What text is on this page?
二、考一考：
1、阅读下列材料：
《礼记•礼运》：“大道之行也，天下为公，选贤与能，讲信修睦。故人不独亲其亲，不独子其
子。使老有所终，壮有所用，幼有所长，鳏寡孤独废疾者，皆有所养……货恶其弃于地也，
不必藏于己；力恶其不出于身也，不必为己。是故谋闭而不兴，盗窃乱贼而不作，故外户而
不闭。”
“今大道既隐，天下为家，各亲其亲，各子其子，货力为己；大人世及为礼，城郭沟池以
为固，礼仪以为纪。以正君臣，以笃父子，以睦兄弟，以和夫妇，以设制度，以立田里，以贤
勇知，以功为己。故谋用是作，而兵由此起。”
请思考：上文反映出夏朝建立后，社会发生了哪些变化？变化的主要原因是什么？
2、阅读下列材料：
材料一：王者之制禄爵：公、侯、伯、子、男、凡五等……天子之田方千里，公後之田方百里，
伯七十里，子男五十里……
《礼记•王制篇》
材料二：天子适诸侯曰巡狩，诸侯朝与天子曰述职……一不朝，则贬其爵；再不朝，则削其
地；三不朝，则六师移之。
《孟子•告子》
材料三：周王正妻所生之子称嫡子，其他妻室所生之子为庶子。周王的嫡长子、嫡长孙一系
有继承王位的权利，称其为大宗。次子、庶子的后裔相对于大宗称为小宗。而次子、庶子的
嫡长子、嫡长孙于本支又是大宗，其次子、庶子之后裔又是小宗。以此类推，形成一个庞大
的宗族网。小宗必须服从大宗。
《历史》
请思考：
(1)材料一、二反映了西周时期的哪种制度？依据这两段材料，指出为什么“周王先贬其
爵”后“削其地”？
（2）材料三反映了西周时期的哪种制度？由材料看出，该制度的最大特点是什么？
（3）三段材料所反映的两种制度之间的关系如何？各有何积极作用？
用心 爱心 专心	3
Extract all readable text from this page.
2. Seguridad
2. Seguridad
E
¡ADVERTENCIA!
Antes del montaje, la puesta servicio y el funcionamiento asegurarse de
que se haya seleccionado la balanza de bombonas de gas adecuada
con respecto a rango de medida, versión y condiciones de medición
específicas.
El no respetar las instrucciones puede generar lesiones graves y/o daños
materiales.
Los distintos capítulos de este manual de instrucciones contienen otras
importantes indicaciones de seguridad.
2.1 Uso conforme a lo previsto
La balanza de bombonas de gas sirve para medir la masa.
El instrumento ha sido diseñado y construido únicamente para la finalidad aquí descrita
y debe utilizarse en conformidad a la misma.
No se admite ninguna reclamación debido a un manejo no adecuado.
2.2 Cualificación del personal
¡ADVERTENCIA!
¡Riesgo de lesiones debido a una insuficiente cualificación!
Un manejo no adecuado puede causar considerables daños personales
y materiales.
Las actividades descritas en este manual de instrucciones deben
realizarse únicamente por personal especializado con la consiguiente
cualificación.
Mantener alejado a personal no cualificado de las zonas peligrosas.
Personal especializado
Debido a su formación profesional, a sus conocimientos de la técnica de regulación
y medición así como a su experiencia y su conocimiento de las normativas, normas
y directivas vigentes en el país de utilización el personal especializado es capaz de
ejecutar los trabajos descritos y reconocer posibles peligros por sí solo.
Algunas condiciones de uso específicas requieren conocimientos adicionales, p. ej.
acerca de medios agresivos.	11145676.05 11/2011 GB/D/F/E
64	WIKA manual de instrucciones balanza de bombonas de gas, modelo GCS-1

################

What is needed → Spot every line that holds "puede" and copy it.

Answer to this exercise →
El no respetar las instrucciones puede generar lesiones graves y/o daños
Un manejo no adecuado puede causar considerables daños personales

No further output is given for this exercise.